▸ **GIVEN TASK**:
Search the material for the string "Situación" and copy each line where it occurs.

▸ **DATASET CONTENT**:
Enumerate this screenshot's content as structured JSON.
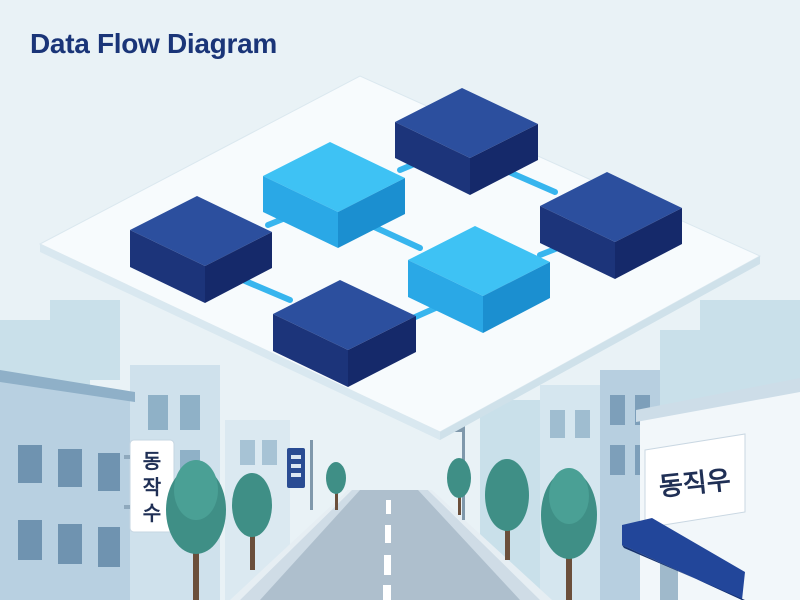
{
  "diagram": {
    "title": "Data Flow Diagram"
  },
  "signs": {
    "vertical_sign": [
      "동",
      "작",
      "수"
    ],
    "building_sign": "동직우"
  },
  "colors": {
    "dark_block": "#23418f",
    "light_block": "#29b2ee",
    "connector": "#37b5ee",
    "title": "#1a3578",
    "platform": "#f7fbfd",
    "awning": "#22469a"
  },
  "nodes": [
    {
      "id": "node-top-right",
      "tone": "dark"
    },
    {
      "id": "node-center-left",
      "tone": "light"
    },
    {
      "id": "node-left",
      "tone": "dark"
    },
    {
      "id": "node-right",
      "tone": "dark"
    },
    {
      "id": "node-center-right",
      "tone": "light"
    },
    {
      "id": "node-bottom",
      "tone": "dark"
    }
  ],
  "edges": [
    {
      "from": "node-center-left",
      "to": "node-top-right"
    },
    {
      "from": "node-top-right",
      "to": "node-right"
    },
    {
      "from": "node-left",
      "to": "node-center-left"
    },
    {
      "from": "node-center-left",
      "to": "node-center-right"
    },
    {
      "from": "node-center-right",
      "to": "node-right"
    },
    {
      "from": "node-left",
      "to": "node-bottom"
    },
    {
      "from": "node-bottom",
      "to": "node-center-right"
    }
  ]
}
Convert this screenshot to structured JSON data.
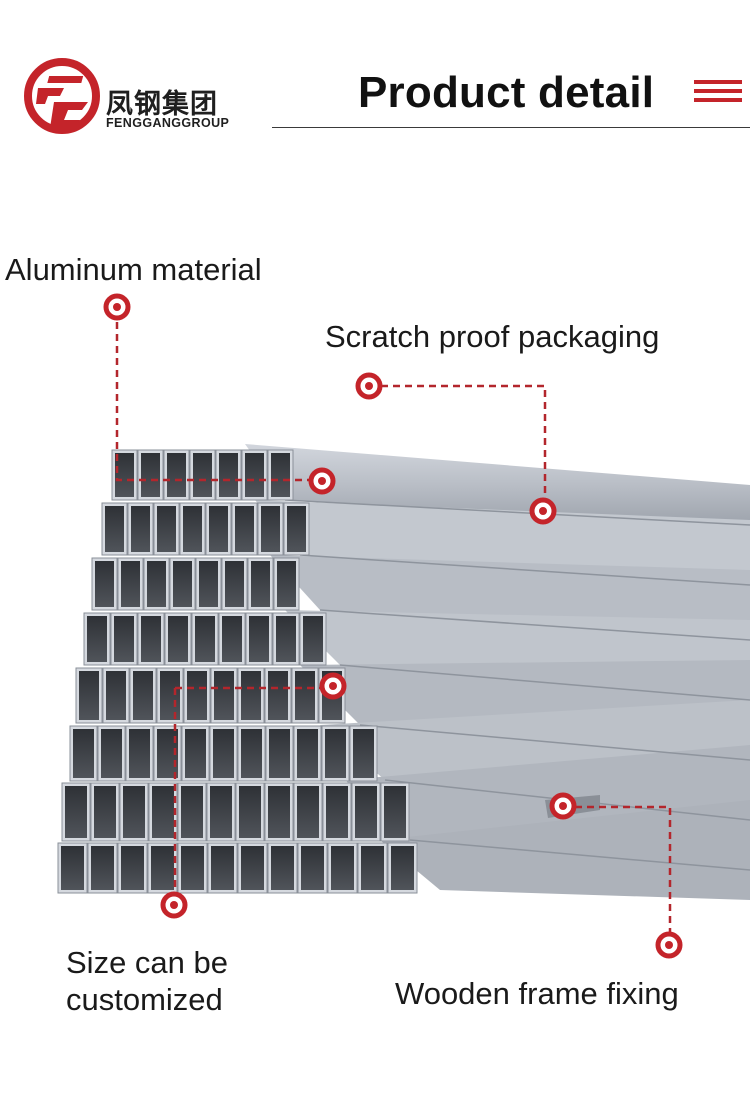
{
  "header": {
    "brand_cn": "凤钢集团",
    "brand_en": "FENGGANGGROUP",
    "title": "Product detail"
  },
  "callouts": {
    "aluminum": "Aluminum material",
    "scratch": "Scratch proof packaging",
    "size": "Size can be customized",
    "wooden": "Wooden frame fixing"
  },
  "colors": {
    "accent": "#c4242a",
    "steel_light": "#c9ced6",
    "steel_mid": "#9ea4ad",
    "steel_dark": "#3a3d42",
    "text": "#1a1a1a"
  },
  "icons": {
    "logo": "fg-logo-mark",
    "title_mark": "triple-bar-icon",
    "marker": "ring-marker-icon"
  }
}
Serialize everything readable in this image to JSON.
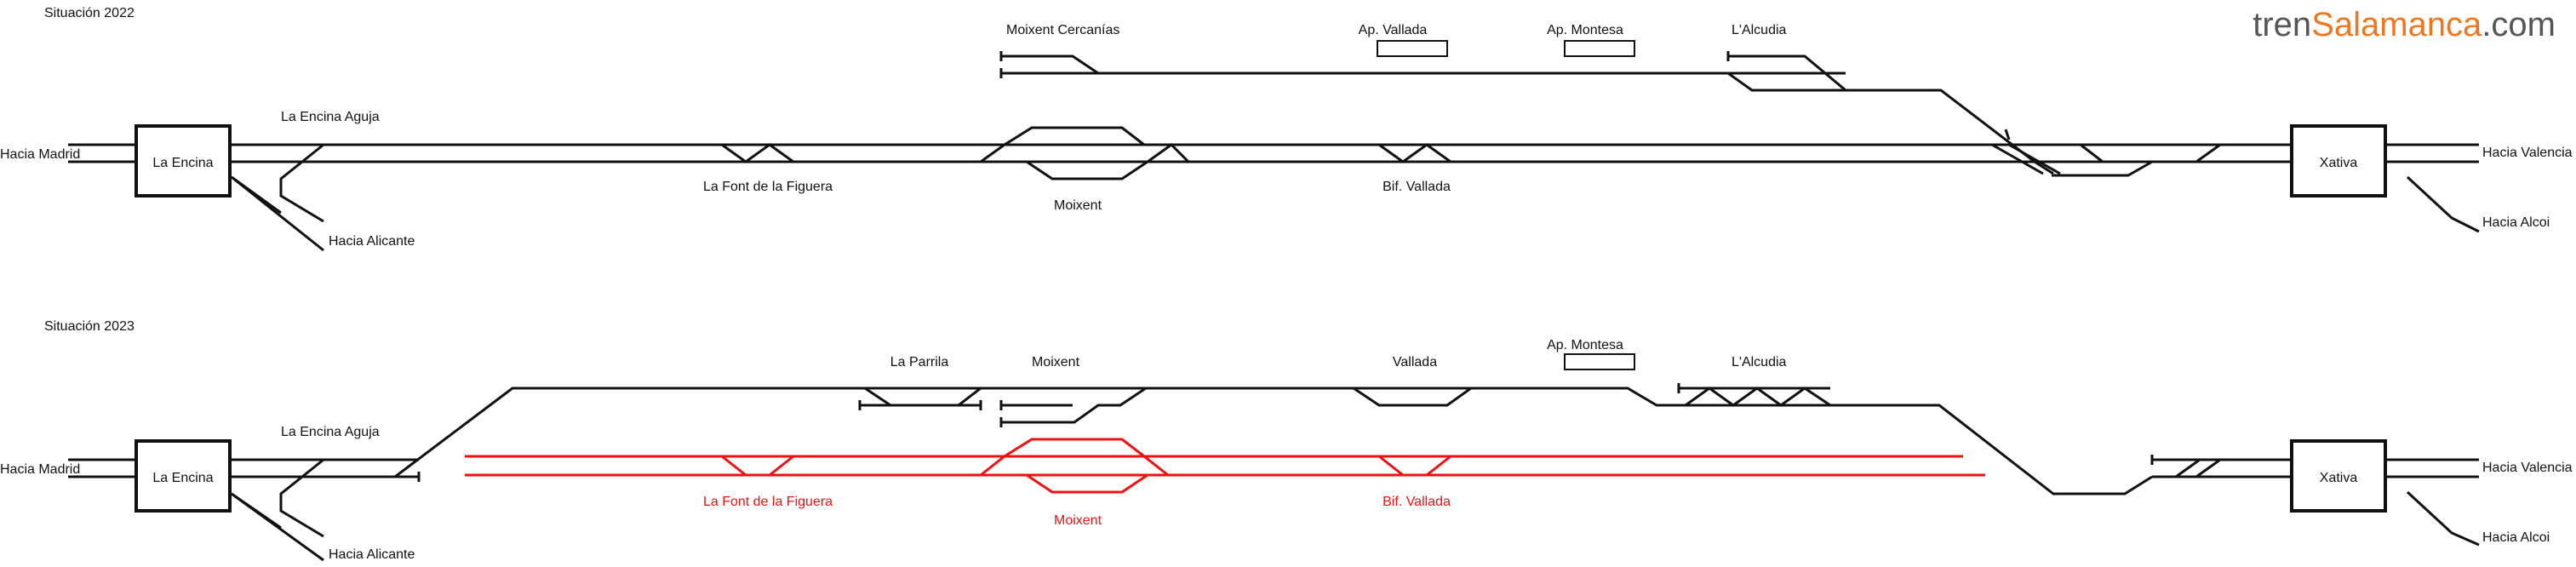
{
  "logo": {
    "prefix": "tren",
    "highlight": "Salamanca",
    "suffix": ".com",
    "color_main": "#555555",
    "color_highlight": "#ee7722"
  },
  "colors": {
    "track": "#111111",
    "new_line": "#ee1111"
  },
  "diagram_2022": {
    "title": "Situación 2022",
    "labels": {
      "hacia_madrid": "Hacia Madrid",
      "la_encina": "La Encina",
      "la_encina_aguja": "La Encina Aguja",
      "hacia_alicante": "Hacia Alicante",
      "la_font": "La Font de la Figuera",
      "moixent": "Moixent",
      "moixent_cercanias": "Moixent Cercanías",
      "ap_vallada": "Ap. Vallada",
      "ap_montesa": "Ap. Montesa",
      "bif_vallada": "Bif. Vallada",
      "lalcudia": "L'Alcudia",
      "xativa": "Xativa",
      "hacia_valencia": "Hacia Valencia",
      "hacia_alcoi": "Hacia Alcoi"
    }
  },
  "diagram_2023": {
    "title": "Situación 2023",
    "labels": {
      "hacia_madrid": "Hacia Madrid",
      "la_encina": "La Encina",
      "la_encina_aguja": "La Encina Aguja",
      "hacia_alicante": "Hacia Alicante",
      "la_parrila": "La Parrila",
      "moixent_top": "Moixent",
      "vallada": "Vallada",
      "ap_montesa": "Ap. Montesa",
      "lalcudia": "L'Alcudia",
      "la_font": "La Font de la Figuera",
      "moixent_red": "Moixent",
      "bif_vallada": "Bif. Vallada",
      "xativa": "Xativa",
      "hacia_valencia": "Hacia Valencia",
      "hacia_alcoi": "Hacia Alcoi"
    }
  }
}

▸ **WORKED SOLUTION**:
    "title": "Situación 2022",
    "title": "Situación 2023",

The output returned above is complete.